═════ Data supplied ═════

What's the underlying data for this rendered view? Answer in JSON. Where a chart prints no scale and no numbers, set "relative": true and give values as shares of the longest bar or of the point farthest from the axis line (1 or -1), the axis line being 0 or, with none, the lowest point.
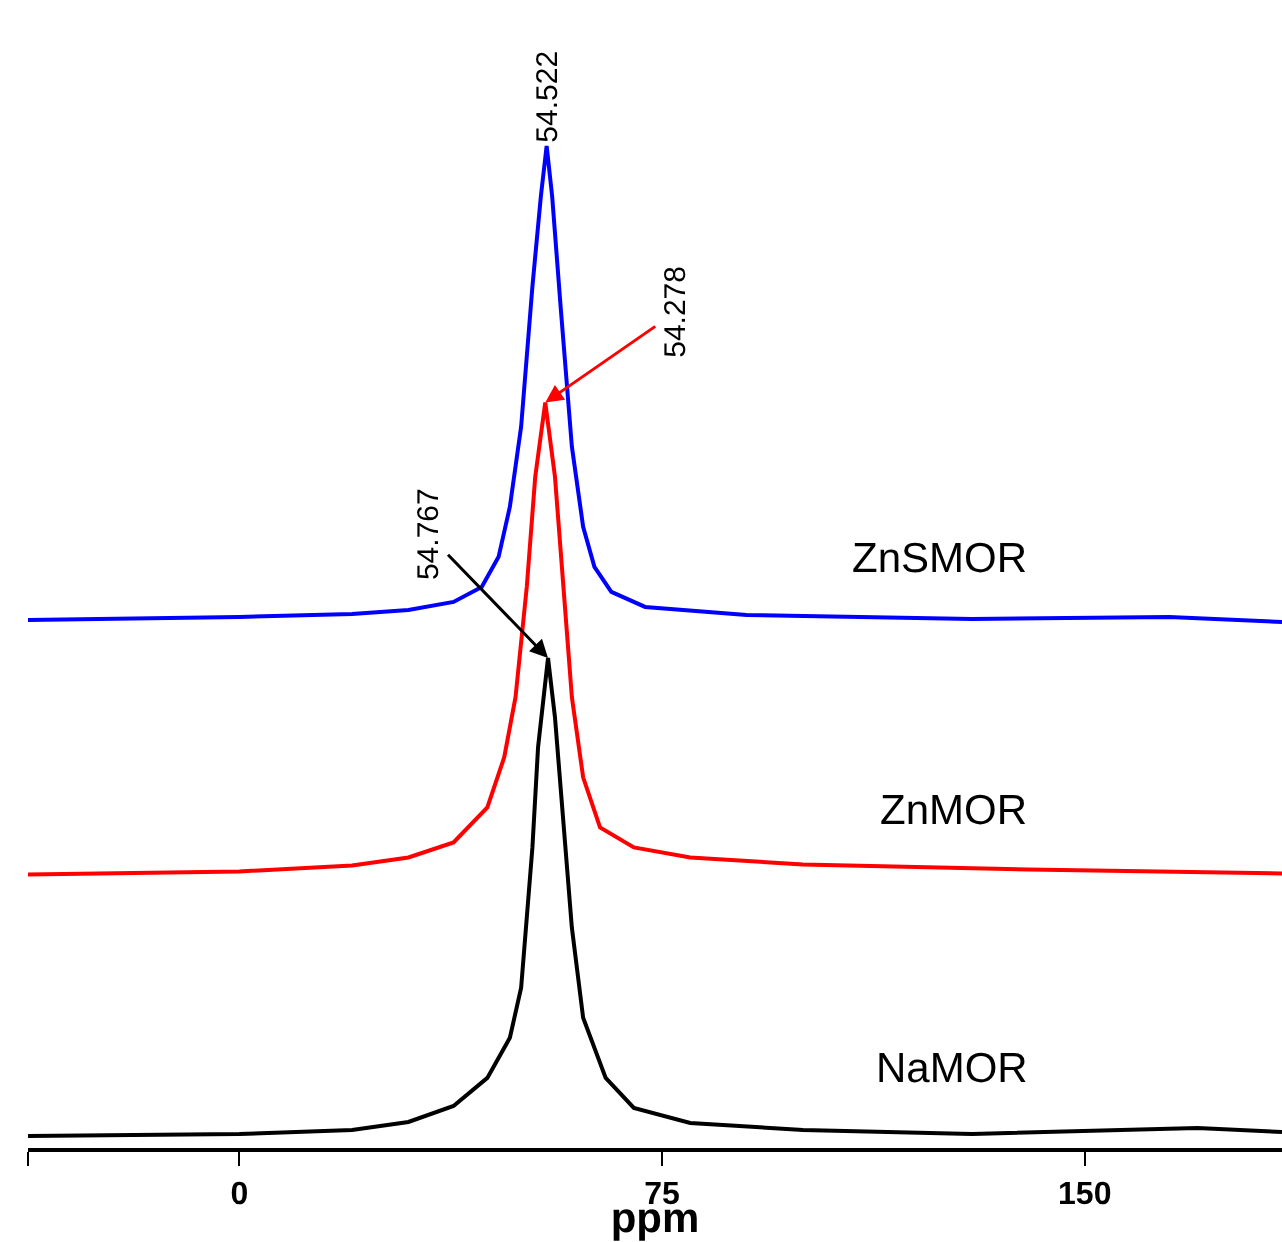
{
  "chart_data": {
    "type": "line",
    "relative": true,
    "xlabel": "ppm",
    "xlim": [
      -37.5,
      185
    ],
    "xticks": [
      {
        "value": -37.5,
        "label": null
      },
      0,
      75,
      150
    ],
    "legend": false,
    "marker": "none",
    "line_style": "solid",
    "series": [
      {
        "name": "ZnSMOR",
        "color": "#0000ff",
        "x": [
          -37.5,
          0,
          20,
          30,
          38,
          43,
          46,
          48,
          50,
          52,
          53.5,
          54.522,
          55.5,
          57,
          59,
          61,
          63,
          66,
          72,
          90,
          130,
          165,
          185
        ],
        "values": [
          0.527,
          0.53,
          0.533,
          0.537,
          0.545,
          0.56,
          0.59,
          0.64,
          0.72,
          0.86,
          0.95,
          1,
          0.95,
          0.84,
          0.7,
          0.62,
          0.58,
          0.555,
          0.54,
          0.532,
          0.528,
          0.53,
          0.525
        ]
      },
      {
        "name": "ZnMOR",
        "color": "#ff0000",
        "x": [
          -37.5,
          0,
          20,
          30,
          38,
          44,
          47,
          49,
          51,
          52.5,
          54.278,
          56,
          57.5,
          59,
          61,
          64,
          70,
          80,
          100,
          140,
          185
        ],
        "values": [
          0.273,
          0.276,
          0.282,
          0.29,
          0.305,
          0.34,
          0.39,
          0.45,
          0.56,
          0.67,
          0.744,
          0.67,
          0.56,
          0.45,
          0.37,
          0.32,
          0.3,
          0.29,
          0.283,
          0.278,
          0.274
        ]
      },
      {
        "name": "NaMOR",
        "color": "#000000",
        "x": [
          -37.5,
          0,
          20,
          30,
          38,
          44,
          48,
          50,
          52,
          53,
          54.767,
          56,
          57,
          59,
          61,
          65,
          70,
          80,
          100,
          130,
          170,
          185
        ],
        "values": [
          0.012,
          0.014,
          0.018,
          0.026,
          0.042,
          0.07,
          0.11,
          0.16,
          0.3,
          0.4,
          0.489,
          0.43,
          0.36,
          0.22,
          0.13,
          0.07,
          0.04,
          0.025,
          0.018,
          0.014,
          0.02,
          0.016
        ]
      }
    ],
    "annotations": [
      {
        "text": "54.522",
        "x": 54.522,
        "y": 1
      },
      {
        "text": "54.278",
        "x": 54.278,
        "y": 0.744
      },
      {
        "text": "54.767",
        "x": 54.767,
        "y": 0.489
      }
    ]
  }
}
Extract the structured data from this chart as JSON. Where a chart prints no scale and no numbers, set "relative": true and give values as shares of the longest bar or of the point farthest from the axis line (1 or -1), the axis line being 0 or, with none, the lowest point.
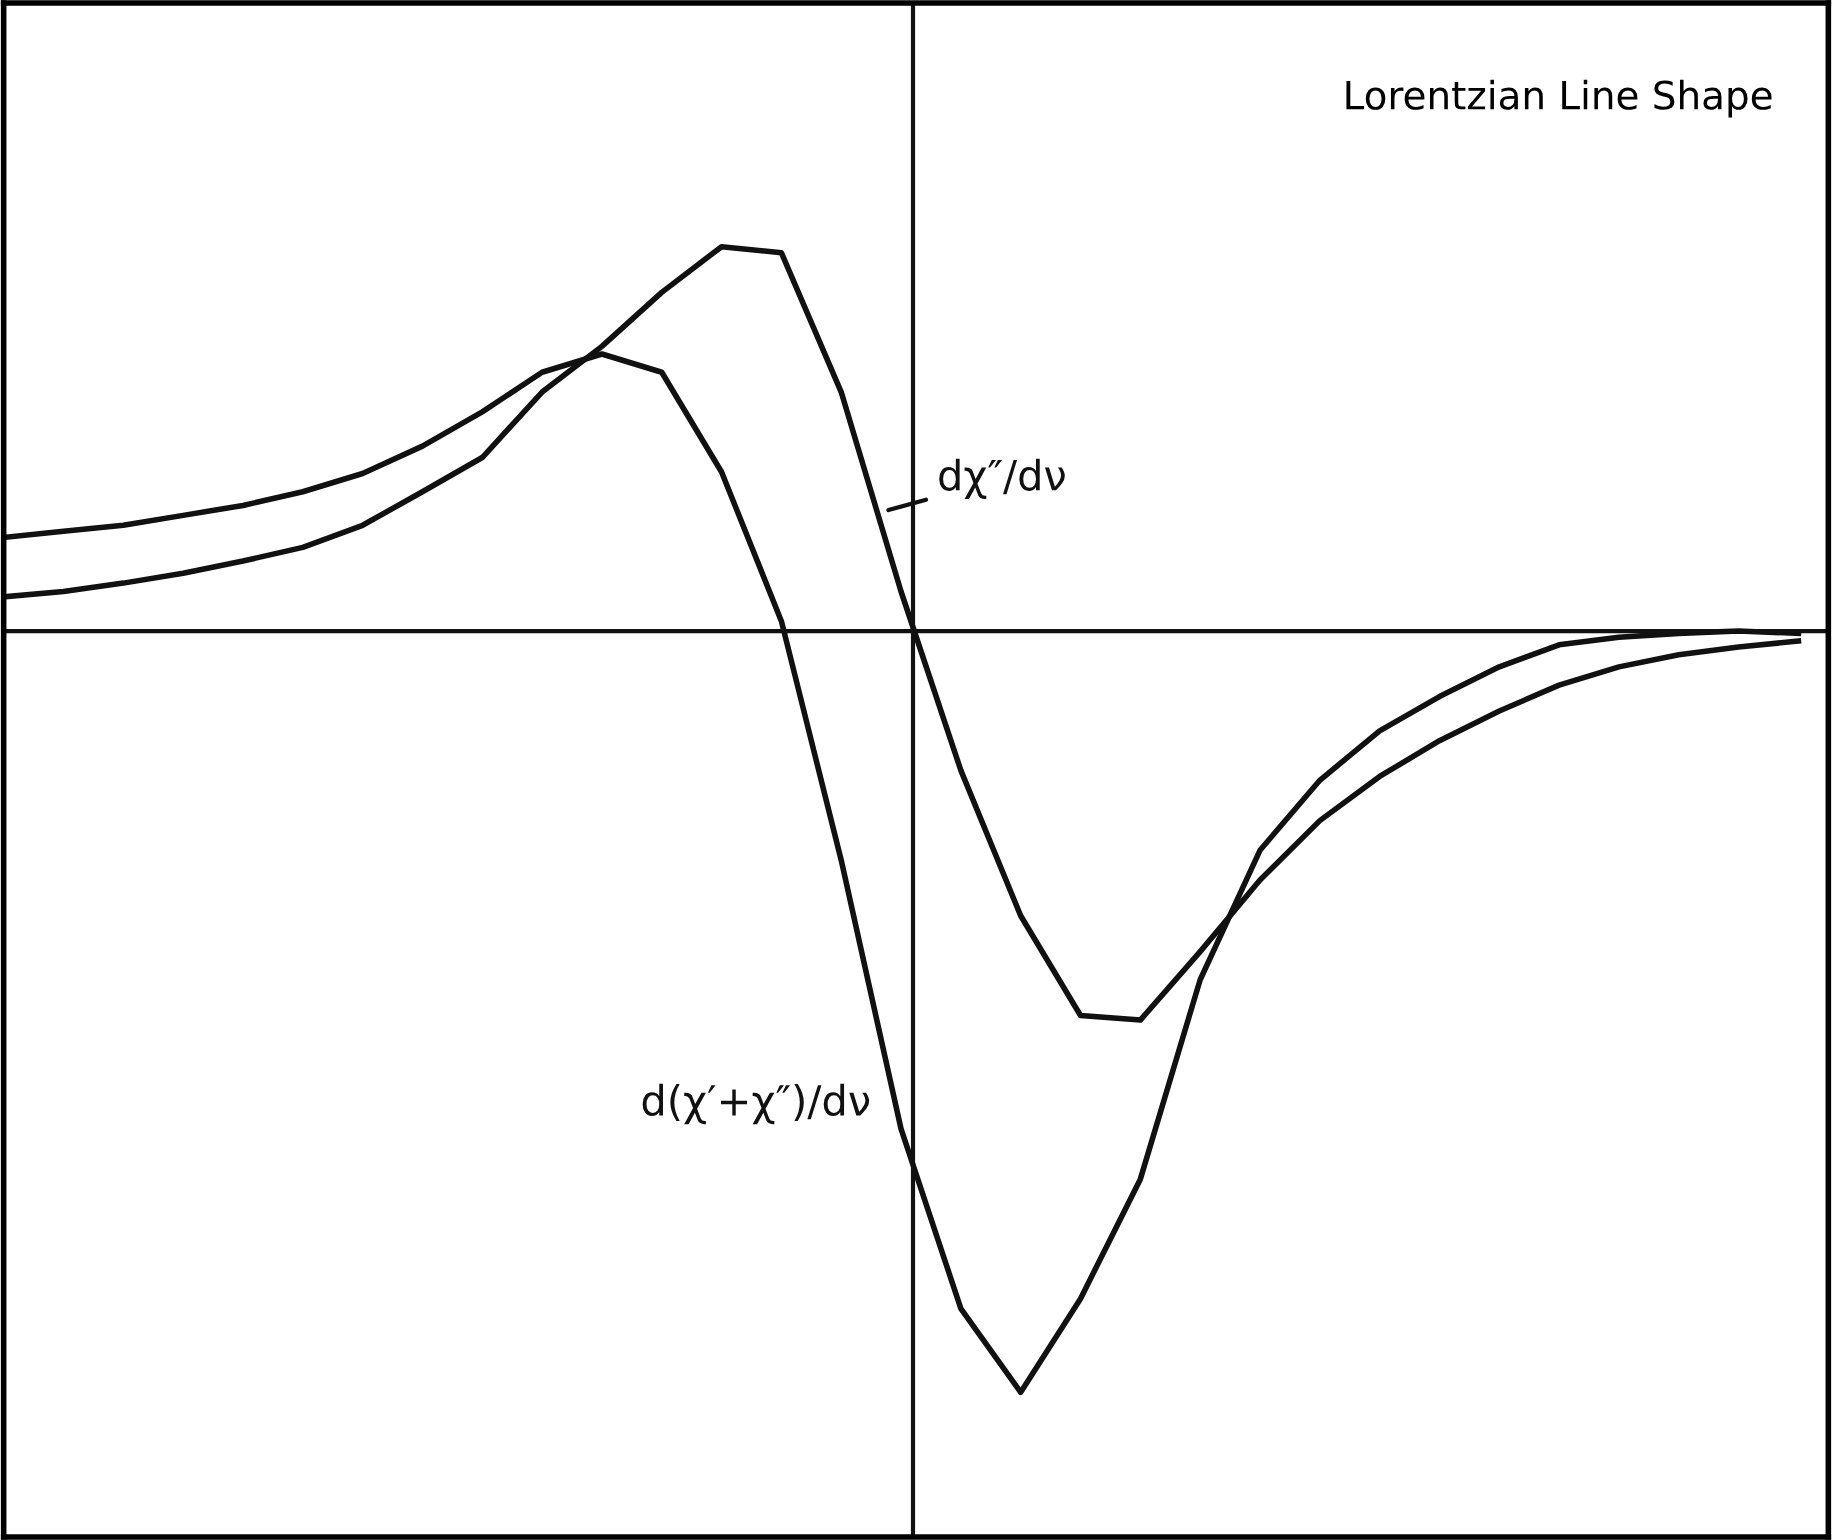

═════

§ **Directive**
Do not copy the pictures, but repeat every line exactly.

§ **Output**
What's the underlying data for this rendered view? Answer in JSON. Where a chart prints no scale and no numbers, set "relative": true and give values as shares of the longest bar or of the point farthest from the axis line (1 or -1), the axis line being 0 or, with none, the lowest point.
{
  "chart_data": {
    "type": "line",
    "relative": true,
    "xlabel": "ppm",
    "xlim": [
      -37.5,
      185
    ],
    "xticks": [
      {
        "value": -37.5,
        "label": null
      },
      0,
      75,
      150
    ],
    "legend": false,
    "marker": "none",
    "line_style": "solid",
    "series": [
      {
        "name": "ZnSMOR",
        "color": "#0000ff",
        "x": [
          -37.5,
          0,
          20,
          30,
          38,
          43,
          46,
          48,
          50,
          52,
          53.5,
          54.522,
          55.5,
          57,
          59,
          61,
          63,
          66,
          72,
          90,
          130,
          165,
          185
        ],
        "values": [
          0.527,
          0.53,
          0.533,
          0.537,
          0.545,
          0.56,
          0.59,
          0.64,
          0.72,
          0.86,
          0.95,
          1,
          0.95,
          0.84,
          0.7,
          0.62,
          0.58,
          0.555,
          0.54,
          0.532,
          0.528,
          0.53,
          0.525
        ]
      },
      {
        "name": "ZnMOR",
        "color": "#ff0000",
        "x": [
          -37.5,
          0,
          20,
          30,
          38,
          44,
          47,
          49,
          51,
          52.5,
          54.278,
          56,
          57.5,
          59,
          61,
          64,
          70,
          80,
          100,
          140,
          185
        ],
        "values": [
          0.273,
          0.276,
          0.282,
          0.29,
          0.305,
          0.34,
          0.39,
          0.45,
          0.56,
          0.67,
          0.744,
          0.67,
          0.56,
          0.45,
          0.37,
          0.32,
          0.3,
          0.29,
          0.283,
          0.278,
          0.274
        ]
      },
      {
        "name": "NaMOR",
        "color": "#000000",
        "x": [
          -37.5,
          0,
          20,
          30,
          38,
          44,
          48,
          50,
          52,
          53,
          54.767,
          56,
          57,
          59,
          61,
          65,
          70,
          80,
          100,
          130,
          170,
          185
        ],
        "values": [
          0.012,
          0.014,
          0.018,
          0.026,
          0.042,
          0.07,
          0.11,
          0.16,
          0.3,
          0.4,
          0.489,
          0.43,
          0.36,
          0.22,
          0.13,
          0.07,
          0.04,
          0.025,
          0.018,
          0.014,
          0.02,
          0.016
        ]
      }
    ],
    "annotations": [
      {
        "text": "54.522",
        "x": 54.522,
        "y": 1
      },
      {
        "text": "54.278",
        "x": 54.278,
        "y": 0.744
      },
      {
        "text": "54.767",
        "x": 54.767,
        "y": 0.489
      }
    ]
  }
}
Extract the structured data from this chart as JSON. Where a chart prints no scale and no numbers, set "relative": true and give values as shares of the longest bar or of the point farthest from the axis line (1 or -1), the axis line being 0 or, with none, the lowest point.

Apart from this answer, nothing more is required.